TEXT TO READ:
■ ■ ■ ■

Six coaching tips for your organization

One HR educator says employers used to overlook the importance of executive coaching but times have certainly changed

Six coaching tips for your organization
Workplace coaching and training are seen as necessary, but this hasn’t always been the case. Charles Qabazard, a certified mediator, personal and executive coach, and a Sales and Marketing instructor at Ashton College, has witnessed a decisive change over the last decade.

“When I just got into the field in the early 2000s, I often had to explain to my clients what I did and how it worked”, he shared. “It used to be that every time I’d say coaching, I’d get a response: ‘What? We don’t have a sports team!’ But times have changed: more professionals and organizations know about coaching and are seeking access to it.”

So what are the benefits of workplace coaching, and as a Human Resources professional, what is the best way to introduce it into your organization?

Benefits of Coaching in the Workplace

Coaching can facilitate productivity, goal-setting and leadership among high-potential performers in the organization. It can be individual (working with a leader one-on-one) or group-based (such as corporate training or an intensive training course for the leaders of the organization).

Coaching can be used to help individuals overcome problems at work (be it behavioral, performance or stress). Remember, you don’t have to wait for problems to occur before implementing coaching initiatives. In fact, training should start from the first day the employee enters the workplace as part of orientation. This could be the time to show them what the organization stands for and go through some of the key activities that the employee is expected to perform, or key information they need to have access to.

Training and coaching can drive personal or organizational performance, allowing the improvement of group performance and helping to create a positive and motivated work culture.

6 Coaching Techniques

Qabazard identified 6 key techniques to use in your organization’s training and mentorship programs.
  1. Listening: The key to successful coaching and mentoring is the ability to listen to the person. What problem or question do they have? What did they need help with and how could you help them succeed? If you listen with a desire to help, the person will be more likely to trust you and open up.
  2. Asking questions: Use questions as a means to open discussion of potential solutions, rather than simply telling people what to do. Qabazard explains, “I’m a solutionist: I try to find solutions for people. I don’t just dictate what is best for them though. Instead, I try to help them find their own answers by truly listening to what they say and asking them questions they haven’t thought of.”

■ ■ ■ ■

LISTED RECORDS:
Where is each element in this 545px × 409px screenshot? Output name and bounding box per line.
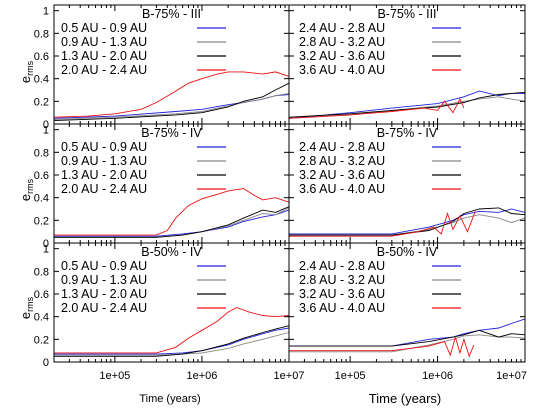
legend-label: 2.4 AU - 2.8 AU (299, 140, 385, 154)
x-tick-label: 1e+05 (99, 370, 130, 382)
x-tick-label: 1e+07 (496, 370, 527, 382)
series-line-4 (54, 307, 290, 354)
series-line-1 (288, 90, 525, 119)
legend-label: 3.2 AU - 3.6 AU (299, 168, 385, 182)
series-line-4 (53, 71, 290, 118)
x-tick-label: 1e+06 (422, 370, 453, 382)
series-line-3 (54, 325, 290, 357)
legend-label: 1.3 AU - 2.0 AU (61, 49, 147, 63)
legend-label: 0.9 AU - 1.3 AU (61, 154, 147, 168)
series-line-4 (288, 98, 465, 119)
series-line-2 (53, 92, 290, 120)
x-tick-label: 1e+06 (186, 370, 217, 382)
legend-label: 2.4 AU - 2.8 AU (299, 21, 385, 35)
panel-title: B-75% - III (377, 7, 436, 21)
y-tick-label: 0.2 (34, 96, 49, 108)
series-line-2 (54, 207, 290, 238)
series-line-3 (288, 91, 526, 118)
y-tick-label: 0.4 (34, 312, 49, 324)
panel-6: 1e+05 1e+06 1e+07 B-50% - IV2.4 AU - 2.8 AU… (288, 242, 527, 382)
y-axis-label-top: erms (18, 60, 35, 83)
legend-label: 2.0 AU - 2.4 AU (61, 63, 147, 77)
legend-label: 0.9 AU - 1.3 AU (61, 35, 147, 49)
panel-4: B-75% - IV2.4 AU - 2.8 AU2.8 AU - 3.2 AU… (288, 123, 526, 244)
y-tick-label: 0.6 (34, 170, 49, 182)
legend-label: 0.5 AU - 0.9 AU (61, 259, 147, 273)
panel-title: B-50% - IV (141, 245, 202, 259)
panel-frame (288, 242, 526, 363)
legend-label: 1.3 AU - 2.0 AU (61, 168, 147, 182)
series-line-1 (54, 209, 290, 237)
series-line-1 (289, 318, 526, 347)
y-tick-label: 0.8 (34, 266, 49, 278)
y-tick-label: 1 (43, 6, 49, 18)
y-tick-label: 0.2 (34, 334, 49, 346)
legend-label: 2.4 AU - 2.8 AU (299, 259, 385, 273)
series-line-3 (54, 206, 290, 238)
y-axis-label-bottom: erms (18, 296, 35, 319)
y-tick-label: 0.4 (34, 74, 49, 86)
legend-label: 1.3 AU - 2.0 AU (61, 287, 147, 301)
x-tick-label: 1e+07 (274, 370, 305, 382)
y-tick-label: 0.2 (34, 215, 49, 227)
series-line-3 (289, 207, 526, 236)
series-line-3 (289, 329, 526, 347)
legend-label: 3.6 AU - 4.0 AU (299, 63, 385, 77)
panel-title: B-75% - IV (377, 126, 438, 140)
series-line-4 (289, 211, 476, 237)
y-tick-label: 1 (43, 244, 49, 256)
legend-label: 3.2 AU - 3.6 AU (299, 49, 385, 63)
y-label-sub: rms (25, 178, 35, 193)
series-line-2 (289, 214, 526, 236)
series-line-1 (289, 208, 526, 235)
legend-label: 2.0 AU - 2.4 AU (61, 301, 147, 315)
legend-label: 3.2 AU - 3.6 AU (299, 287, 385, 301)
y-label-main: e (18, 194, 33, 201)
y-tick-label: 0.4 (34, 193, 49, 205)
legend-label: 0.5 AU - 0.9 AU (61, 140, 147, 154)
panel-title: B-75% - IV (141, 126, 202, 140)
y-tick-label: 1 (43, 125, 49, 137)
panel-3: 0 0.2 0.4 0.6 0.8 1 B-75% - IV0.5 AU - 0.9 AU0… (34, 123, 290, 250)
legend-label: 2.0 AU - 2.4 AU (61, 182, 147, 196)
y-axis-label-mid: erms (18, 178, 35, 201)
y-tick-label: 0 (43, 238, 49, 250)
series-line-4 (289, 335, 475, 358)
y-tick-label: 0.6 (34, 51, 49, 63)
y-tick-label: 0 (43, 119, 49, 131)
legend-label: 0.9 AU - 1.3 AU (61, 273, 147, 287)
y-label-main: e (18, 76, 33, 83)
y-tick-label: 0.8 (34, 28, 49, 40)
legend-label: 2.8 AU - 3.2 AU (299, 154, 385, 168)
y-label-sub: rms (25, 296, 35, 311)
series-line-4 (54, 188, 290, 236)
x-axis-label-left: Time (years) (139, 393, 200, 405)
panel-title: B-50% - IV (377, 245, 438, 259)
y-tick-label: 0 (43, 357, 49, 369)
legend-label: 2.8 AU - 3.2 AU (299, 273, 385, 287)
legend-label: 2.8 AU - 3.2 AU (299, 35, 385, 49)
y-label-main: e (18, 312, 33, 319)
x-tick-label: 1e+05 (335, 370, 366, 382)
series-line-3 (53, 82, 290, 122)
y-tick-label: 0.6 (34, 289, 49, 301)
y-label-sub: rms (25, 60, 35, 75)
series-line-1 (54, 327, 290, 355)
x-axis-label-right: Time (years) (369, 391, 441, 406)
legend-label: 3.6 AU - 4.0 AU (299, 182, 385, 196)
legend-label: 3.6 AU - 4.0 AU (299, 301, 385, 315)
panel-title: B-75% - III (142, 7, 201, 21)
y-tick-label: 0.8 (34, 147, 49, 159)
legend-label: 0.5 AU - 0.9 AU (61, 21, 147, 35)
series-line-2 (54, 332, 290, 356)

■ ■ ■ ■

SHORT EXERCISE A:
In the listing, copy out every line from the line with "legend-label: 2.4 AU - 2.8 AU (299, 140, 385, 154)" to the line with "legend-label: 1.3 AU - 2.0 AU (61, 168, 147, 182)", keeping both of those lines.
SHORT EXERCISE B:
Write the next part of the text on workplace coaching tips, starting after its last sentence.

EXPECTED ANSWER A:
legend-label: 2.4 AU - 2.8 AU (299, 140, 385, 154)
x-tick-label: 1e+05 (99, 370, 130, 382)
x-tick-label: 1e+07 (496, 370, 527, 382)
series-line-4 (54, 307, 290, 354)
series-line-1 (288, 90, 525, 119)
legend-label: 3.2 AU - 3.6 AU (299, 168, 385, 182)
series-line-4 (53, 71, 290, 118)
x-tick-label: 1e+06 (422, 370, 453, 382)
series-line-3 (54, 325, 290, 357)
legend-label: 1.3 AU - 2.0 AU (61, 49, 147, 63)
legend-label: 0.9 AU - 1.3 AU (61, 154, 147, 168)
series-line-4 (288, 98, 465, 119)
series-line-2 (53, 92, 290, 120)
x-tick-label: 1e+06 (186, 370, 217, 382)
legend-label: 2.4 AU - 2.8 AU (299, 21, 385, 35)
panel-title: B-75% - III (377, 7, 436, 21)
y-tick-label: 0.2 (34, 96, 49, 108)
series-line-2 (54, 207, 290, 238)
series-line-3 (288, 91, 526, 118)
y-tick-label: 0.4 (34, 312, 49, 324)
panel-6: 1e+05 1e+06 1e+07 B-50% - IV2.4 AU - 2.8 AU… (288, 242, 527, 382)
y-axis-label-top: erms (18, 60, 35, 83)
legend-label: 2.0 AU - 2.4 AU (61, 63, 147, 77)
legend-label: 0.9 AU - 1.3 AU (61, 35, 147, 49)
panel-4: B-75% - IV2.4 AU - 2.8 AU2.8 AU - 3.2 AU… (288, 123, 526, 244)
y-tick-label: 0.6 (34, 170, 49, 182)
legend-label: 0.5 AU - 0.9 AU (61, 259, 147, 273)
panel-title: B-50% - IV (141, 245, 202, 259)
panel-frame (288, 242, 526, 363)
legend-label: 1.3 AU - 2.0 AU (61, 168, 147, 182)

EXPECTED ANSWER B:
  3. Focusing on solution: People who are going through stress or problems at work are often focused on such questions as “why me” or “why is this happening”. Instead, try guiding them towards what needs to be done to resolve the problem. If they don’t have enough time, how could they delegate tasks or re-prioritize to gain the results they want? What could they do differently in the future? Seeking solutions can help them build resilience and focus more on what they can control, versus what has already happened and cannot be changed.
  4. Identifying goals: Coaching helps an individual clarify and solidify their goals: what are they trying to achieve for the organization and for themselves, and what tasks and activities will get them where they want to be. When people have their goals in mind, they are more likely to stay focused and motivated.
  5. Being aware of culture: In a globalized world where workplace diversity is the norm, it is important to be aware of different dynamics within an organization. As an HR professional, it is important to remember the differences diversity bring, and remind employees as well! After all, what seems like a lack of motivation could be a different way of expressing enthusiasm, and what looks like a conflict could be a cultural misunderstanding.
  6. Following up: Always follow up after the training session to see if the desired results were achieved. This way, if the individual still has questions or concerns, you will be able to identify and address them right away.
One Last Note

Training can have incredible benefits for both individuals and groups in an organization if it is implemented well. This is why it is important to continuously improve and refine coaching activities. After an orientation, one-on-one, or a group check-up – ask yourself what went well, what could be improved, what should be changed. A well-established support system for your organization and its employees will facilitate a pleasant work environment, and increase workers’ motivation and productivity.

Recent articles & video

What's the top priority for HR leaders in 2024?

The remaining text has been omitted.